■ **Material for the task**
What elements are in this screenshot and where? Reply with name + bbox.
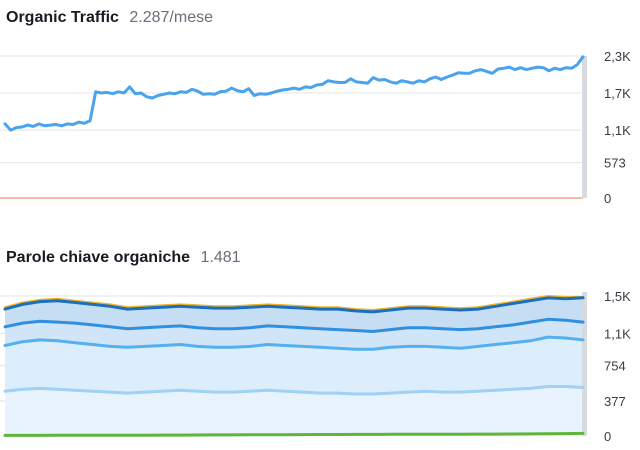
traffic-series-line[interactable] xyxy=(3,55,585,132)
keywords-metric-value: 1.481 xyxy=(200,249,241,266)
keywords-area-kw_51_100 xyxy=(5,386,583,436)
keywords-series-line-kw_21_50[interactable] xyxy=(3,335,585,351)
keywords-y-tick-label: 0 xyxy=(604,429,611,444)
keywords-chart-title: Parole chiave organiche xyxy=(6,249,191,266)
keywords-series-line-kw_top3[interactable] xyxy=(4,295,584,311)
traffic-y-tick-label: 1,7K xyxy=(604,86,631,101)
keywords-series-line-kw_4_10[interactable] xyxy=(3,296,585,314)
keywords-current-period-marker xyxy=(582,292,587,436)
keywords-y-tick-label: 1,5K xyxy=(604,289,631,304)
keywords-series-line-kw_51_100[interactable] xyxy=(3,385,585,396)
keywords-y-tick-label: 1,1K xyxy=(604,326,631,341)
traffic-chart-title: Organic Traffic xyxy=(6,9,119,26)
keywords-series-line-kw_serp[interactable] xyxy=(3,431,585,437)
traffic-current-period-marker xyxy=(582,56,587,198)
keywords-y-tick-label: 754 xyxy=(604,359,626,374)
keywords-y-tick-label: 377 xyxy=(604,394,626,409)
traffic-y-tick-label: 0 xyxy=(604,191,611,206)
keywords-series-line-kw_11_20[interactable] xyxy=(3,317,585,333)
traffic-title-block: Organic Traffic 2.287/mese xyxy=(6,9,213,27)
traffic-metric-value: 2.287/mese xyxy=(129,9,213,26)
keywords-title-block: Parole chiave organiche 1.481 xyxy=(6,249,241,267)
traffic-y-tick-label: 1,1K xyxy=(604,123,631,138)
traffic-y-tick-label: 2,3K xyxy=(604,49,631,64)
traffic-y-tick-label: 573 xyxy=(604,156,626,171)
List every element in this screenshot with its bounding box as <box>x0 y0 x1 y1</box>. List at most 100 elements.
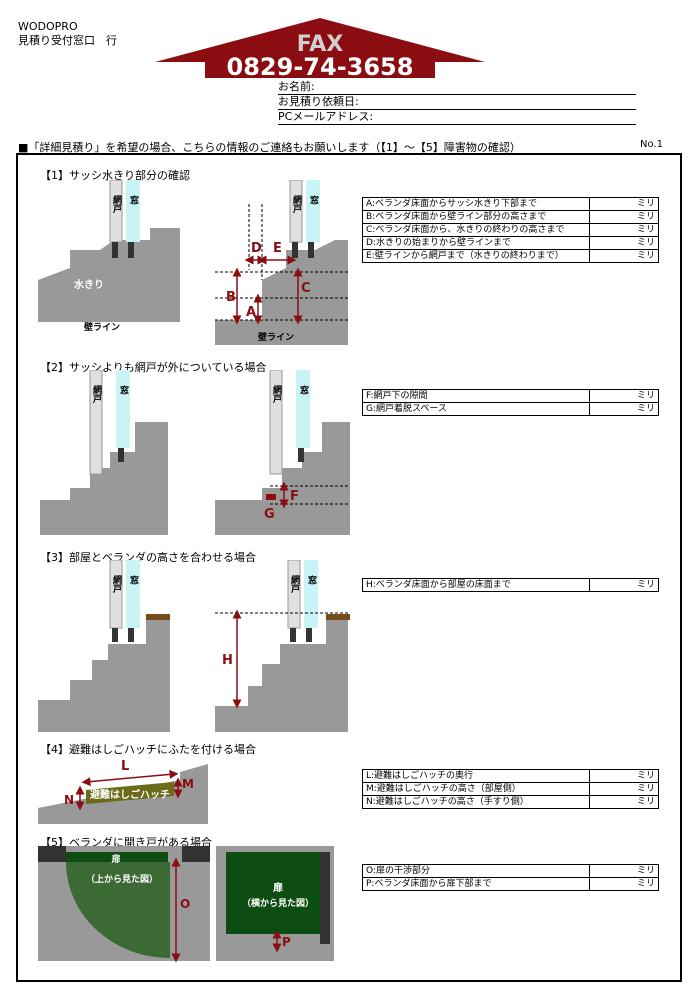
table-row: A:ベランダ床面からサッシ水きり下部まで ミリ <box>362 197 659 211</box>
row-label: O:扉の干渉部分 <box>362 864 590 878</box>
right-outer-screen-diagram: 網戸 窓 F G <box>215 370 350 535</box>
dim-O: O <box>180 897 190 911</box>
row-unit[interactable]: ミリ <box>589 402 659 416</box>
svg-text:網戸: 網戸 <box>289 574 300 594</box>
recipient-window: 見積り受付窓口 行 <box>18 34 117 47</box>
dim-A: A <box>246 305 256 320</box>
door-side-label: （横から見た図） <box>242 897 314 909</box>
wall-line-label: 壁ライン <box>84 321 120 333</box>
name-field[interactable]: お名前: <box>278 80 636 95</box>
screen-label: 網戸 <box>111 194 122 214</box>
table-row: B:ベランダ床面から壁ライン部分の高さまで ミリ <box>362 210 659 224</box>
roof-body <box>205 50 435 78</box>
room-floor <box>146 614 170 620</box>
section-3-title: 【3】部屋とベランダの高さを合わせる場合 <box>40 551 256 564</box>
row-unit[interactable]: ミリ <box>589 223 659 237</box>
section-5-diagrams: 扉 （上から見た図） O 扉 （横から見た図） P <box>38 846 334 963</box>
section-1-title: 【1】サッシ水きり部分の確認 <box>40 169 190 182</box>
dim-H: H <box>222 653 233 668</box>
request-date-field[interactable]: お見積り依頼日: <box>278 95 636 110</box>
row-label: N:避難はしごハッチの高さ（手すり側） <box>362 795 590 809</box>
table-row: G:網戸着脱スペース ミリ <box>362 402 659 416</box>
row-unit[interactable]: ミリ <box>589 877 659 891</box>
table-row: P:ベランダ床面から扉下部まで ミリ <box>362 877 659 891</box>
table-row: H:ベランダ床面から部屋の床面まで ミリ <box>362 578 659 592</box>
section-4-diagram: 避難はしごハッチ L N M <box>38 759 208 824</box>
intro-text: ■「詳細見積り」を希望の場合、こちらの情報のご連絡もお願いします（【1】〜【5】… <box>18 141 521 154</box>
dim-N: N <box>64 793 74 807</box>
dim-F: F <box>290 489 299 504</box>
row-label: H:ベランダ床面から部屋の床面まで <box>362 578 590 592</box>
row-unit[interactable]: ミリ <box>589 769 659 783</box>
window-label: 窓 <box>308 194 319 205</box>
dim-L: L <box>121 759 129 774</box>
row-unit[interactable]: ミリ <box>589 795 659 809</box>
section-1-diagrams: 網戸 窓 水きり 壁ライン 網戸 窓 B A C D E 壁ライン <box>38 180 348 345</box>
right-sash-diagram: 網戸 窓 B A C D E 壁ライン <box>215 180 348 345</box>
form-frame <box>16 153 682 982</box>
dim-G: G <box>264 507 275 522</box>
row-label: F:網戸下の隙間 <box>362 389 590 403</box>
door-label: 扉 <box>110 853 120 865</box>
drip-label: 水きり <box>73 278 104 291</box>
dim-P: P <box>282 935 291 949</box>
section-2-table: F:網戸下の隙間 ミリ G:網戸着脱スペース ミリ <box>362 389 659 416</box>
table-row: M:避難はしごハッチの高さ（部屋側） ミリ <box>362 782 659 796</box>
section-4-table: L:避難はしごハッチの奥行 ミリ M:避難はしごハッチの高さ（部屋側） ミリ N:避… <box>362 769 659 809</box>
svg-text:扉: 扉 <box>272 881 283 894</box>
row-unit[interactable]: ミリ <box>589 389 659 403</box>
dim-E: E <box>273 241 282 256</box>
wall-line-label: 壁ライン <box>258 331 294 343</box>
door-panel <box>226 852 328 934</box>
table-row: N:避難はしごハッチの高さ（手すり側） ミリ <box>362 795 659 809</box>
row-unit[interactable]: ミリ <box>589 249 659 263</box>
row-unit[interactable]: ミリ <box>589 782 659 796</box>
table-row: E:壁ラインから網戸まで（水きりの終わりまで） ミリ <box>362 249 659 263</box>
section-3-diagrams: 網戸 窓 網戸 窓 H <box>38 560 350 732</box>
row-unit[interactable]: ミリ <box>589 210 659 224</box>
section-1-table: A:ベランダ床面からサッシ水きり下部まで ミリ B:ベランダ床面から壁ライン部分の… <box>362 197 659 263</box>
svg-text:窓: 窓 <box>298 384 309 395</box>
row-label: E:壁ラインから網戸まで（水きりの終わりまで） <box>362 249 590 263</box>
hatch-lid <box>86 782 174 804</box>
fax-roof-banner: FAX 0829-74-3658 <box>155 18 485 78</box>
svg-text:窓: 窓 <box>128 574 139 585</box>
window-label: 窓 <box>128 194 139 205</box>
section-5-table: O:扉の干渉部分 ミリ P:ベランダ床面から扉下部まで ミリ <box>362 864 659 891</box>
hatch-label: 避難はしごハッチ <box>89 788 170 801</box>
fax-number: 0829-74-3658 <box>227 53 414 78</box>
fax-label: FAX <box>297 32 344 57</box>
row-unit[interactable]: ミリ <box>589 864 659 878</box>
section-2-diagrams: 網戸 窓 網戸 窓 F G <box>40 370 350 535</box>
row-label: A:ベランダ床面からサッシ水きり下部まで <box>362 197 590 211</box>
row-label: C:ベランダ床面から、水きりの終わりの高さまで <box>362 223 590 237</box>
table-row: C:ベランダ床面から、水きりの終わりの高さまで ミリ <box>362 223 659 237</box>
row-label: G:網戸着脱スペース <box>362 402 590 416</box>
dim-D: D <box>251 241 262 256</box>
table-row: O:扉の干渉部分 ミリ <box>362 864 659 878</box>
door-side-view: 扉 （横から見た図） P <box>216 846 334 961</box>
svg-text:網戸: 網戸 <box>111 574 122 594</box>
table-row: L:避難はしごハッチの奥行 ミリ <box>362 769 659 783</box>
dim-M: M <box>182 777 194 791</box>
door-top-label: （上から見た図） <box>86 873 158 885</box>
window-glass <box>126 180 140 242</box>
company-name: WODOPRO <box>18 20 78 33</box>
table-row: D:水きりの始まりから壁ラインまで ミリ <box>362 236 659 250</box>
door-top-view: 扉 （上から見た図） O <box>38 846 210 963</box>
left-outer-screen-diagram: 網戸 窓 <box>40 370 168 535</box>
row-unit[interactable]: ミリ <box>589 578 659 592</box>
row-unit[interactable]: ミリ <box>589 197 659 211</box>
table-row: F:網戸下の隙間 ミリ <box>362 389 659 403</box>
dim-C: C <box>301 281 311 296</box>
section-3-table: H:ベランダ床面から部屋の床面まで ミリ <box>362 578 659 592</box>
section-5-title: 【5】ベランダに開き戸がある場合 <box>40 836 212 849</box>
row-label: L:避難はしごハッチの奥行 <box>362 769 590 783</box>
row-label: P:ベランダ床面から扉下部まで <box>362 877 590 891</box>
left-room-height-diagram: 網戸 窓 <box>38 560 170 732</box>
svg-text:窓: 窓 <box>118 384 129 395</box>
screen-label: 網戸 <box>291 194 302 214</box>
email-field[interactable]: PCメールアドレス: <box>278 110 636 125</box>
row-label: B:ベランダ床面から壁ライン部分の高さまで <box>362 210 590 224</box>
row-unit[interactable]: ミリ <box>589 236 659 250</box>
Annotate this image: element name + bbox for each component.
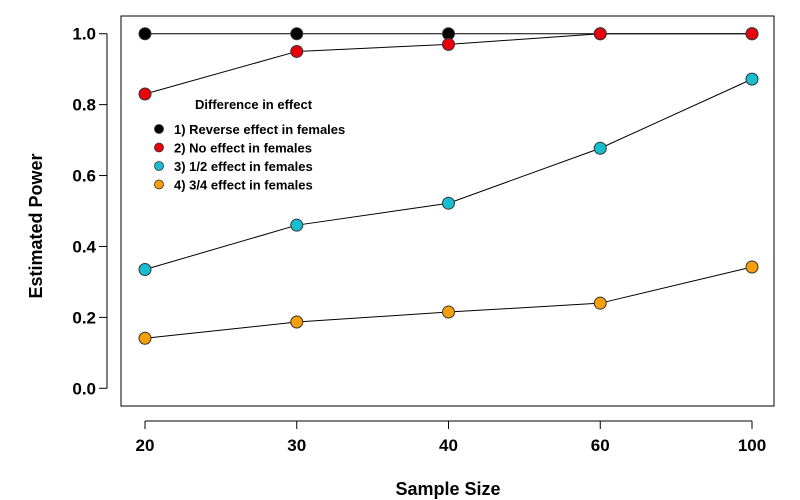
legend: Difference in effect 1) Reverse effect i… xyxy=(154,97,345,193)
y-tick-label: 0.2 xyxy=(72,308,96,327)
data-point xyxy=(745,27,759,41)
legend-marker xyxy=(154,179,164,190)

■ **Work required**
Copy everything from the line containing "legend: Difference in" down to the end of the listing, changing "data-point" to "scatter-point" and leaving the rest as it is.

■ **Solution for this task**
legend: Difference in effect 1) Reverse effect i… xyxy=(154,97,345,193)
y-tick-label: 0.2 xyxy=(72,308,96,327)
scatter-point xyxy=(745,27,759,41)
legend-marker xyxy=(154,179,164,190)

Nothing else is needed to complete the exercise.